[Extracted data entries]
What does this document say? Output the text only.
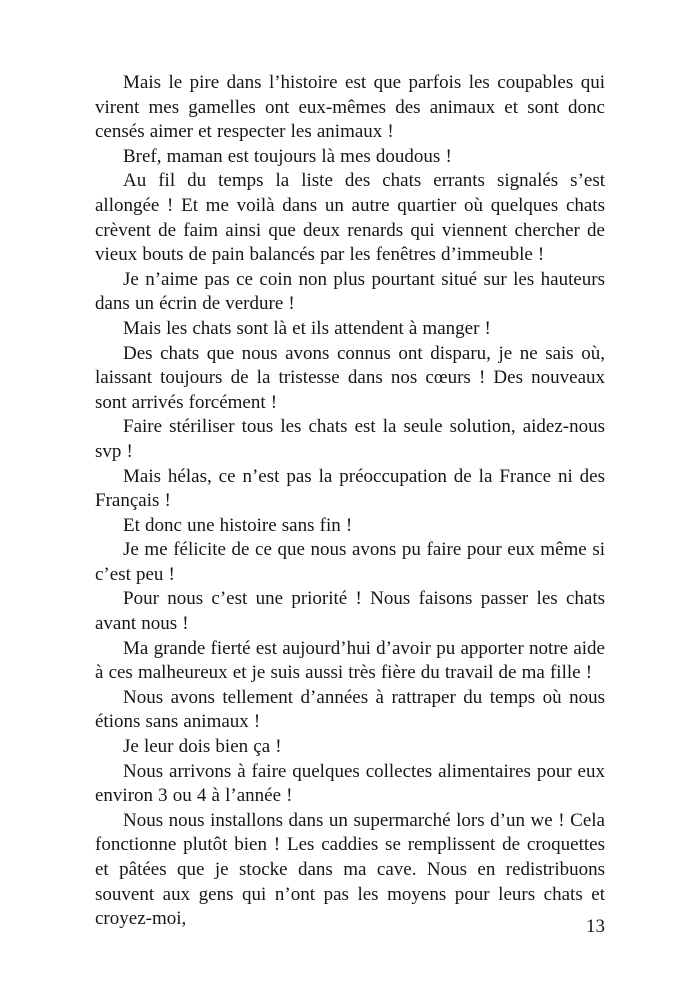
Mais le pire dans l’histoire est que parfois les coupables qui virent mes gamelles ont eux-mêmes des animaux et sont donc censés aimer et respecter les animaux !

Bref, maman est toujours là mes doudous !

Au fil du temps la liste des chats errants signalés s’est allongée ! Et me voilà dans un autre quartier où quelques chats crèvent de faim ainsi que deux renards qui viennent chercher de vieux bouts de pain balancés par les fenêtres d’immeuble !

Je n’aime pas ce coin non plus pourtant situé sur les hauteurs dans un écrin de verdure !

Mais les chats sont là et ils attendent à manger !

Des chats que nous avons connus ont disparu, je ne sais où, laissant toujours de la tristesse dans nos cœurs ! Des nouveaux sont arrivés forcément !

Faire stériliser tous les chats est la seule solution, aidez-nous svp !

Mais hélas, ce n’est pas la préoccupation de la France ni des Français !

Et donc une histoire sans fin !

Je me félicite de ce que nous avons pu faire pour eux même si c’est peu !

Pour nous c’est une priorité ! Nous faisons passer les chats avant nous !

Ma grande fierté est aujourd’hui d’avoir pu apporter notre aide à ces malheureux et je suis aussi très fière du travail de ma fille !

Nous avons tellement d’années à rattraper du temps où nous étions sans animaux !

Je leur dois bien ça !

Nous arrivons à faire quelques collectes alimentaires pour eux environ 3 ou 4 à l’année !

Nous nous installons dans un supermarché lors d’un we ! Cela fonctionne plutôt bien ! Les caddies se remplissent de croquettes et pâtées que je stocke dans ma cave. Nous en redistribuons souvent aux gens qui n’ont pas les moyens pour leurs chats et croyez-moi,	13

• [TASK REQUIREMENTS] Each line containing the word "bien" counts once; report the total alone.

• [WRITTEN RESPONSE] 2